Copy the records that follow exactly as written, but not their pictures.
___ WORKING DATA ___
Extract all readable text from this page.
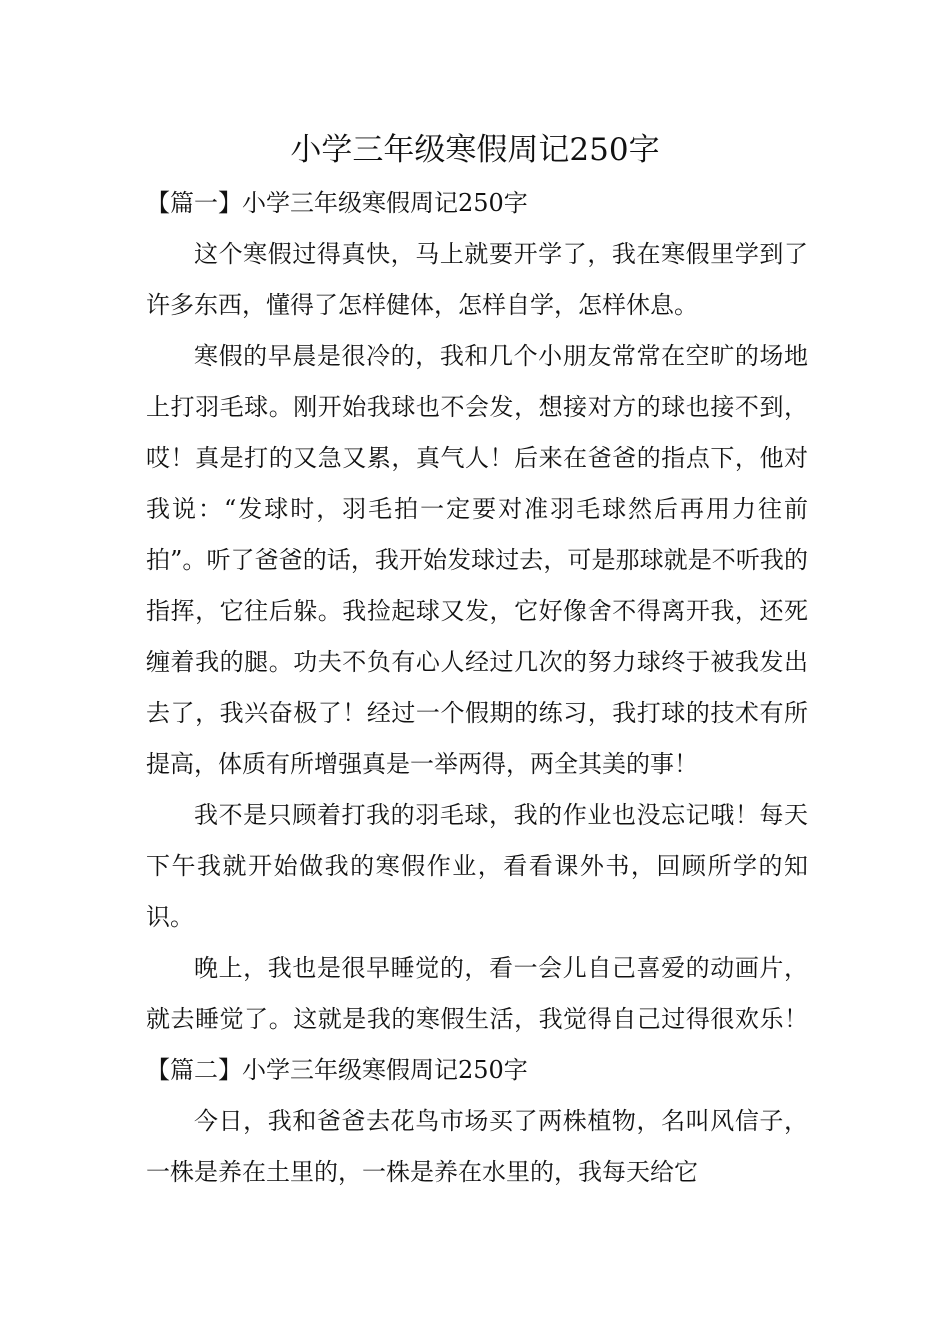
小学三年级寒假周记250字

【篇一】小学三年级寒假周记250字

这个寒假过得真快，马上就要开学了，我在寒假里学到了许多东西，懂得了怎样健体，怎样自学，怎样休息。

寒假的早晨是很冷的，我和几个小朋友常常在空旷的场地上打羽毛球。刚开始我球也不会发，想接对方的球也接不到，哎！真是打的又急又累，真气人！后来在爸爸的指点下，他对我说：“发球时，羽毛拍一定要对准羽毛球然后再用力往前拍”。听了爸爸的话，我开始发球过去，可是那球就是不听我的指挥，它往后躲。我捡起球又发，它好像舍不得离开我，还死缠着我的腿。功夫不负有心人经过几次的努力球终于被我发出去了，我兴奋极了！经过一个假期的练习，我打球的技术有所提高，体质有所增强真是一举两得，两全其美的事！

我不是只顾着打我的羽毛球，我的作业也没忘记哦！每天下午我就开始做我的寒假作业，看看课外书，回顾所学的知识。

晚上，我也是很早睡觉的，看一会儿自己喜爱的动画片，就去睡觉了。这就是我的寒假生活，我觉得自己过得很欢乐！【篇二】小学三年级寒假周记250字

今日，我和爸爸去花鸟市场买了两株植物，名叫风信子，一株是养在土里的，一株是养在水里的，我每天给它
___
*FINAL RESULT*.
Extract all readable text from this page.
小学三年级寒假周记250字

【篇一】小学三年级寒假周记250字

这个寒假过得真快，马上就要开学了，我在寒假里学到了许多东西，懂得了怎样健体，怎样自学，怎样休息。

寒假的早晨是很冷的，我和几个小朋友常常在空旷的场地上打羽毛球。刚开始我球也不会发，想接对方的球也接不到，哎！真是打的又急又累，真气人！后来在爸爸的指点下，他对我说：“发球时，羽毛拍一定要对准羽毛球然后再用力往前拍”。听了爸爸的话，我开始发球过去，可是那球就是不听我的指挥，它往后躲。我捡起球又发，它好像舍不得离开我，还死缠着我的腿。功夫不负有心人经过几次的努力球终于被我发出去了，我兴奋极了！经过一个假期的练习，我打球的技术有所提高，体质有所增强真是一举两得，两全其美的事！

我不是只顾着打我的羽毛球，我的作业也没忘记哦！每天下午我就开始做我的寒假作业，看看课外书，回顾所学的知识。

晚上，我也是很早睡觉的，看一会儿自己喜爱的动画片，就去睡觉了。这就是我的寒假生活，我觉得自己过得很欢乐！【篇二】小学三年级寒假周记250字

今日，我和爸爸去花鸟市场买了两株植物，名叫风信子，一株是养在土里的，一株是养在水里的，我每天给它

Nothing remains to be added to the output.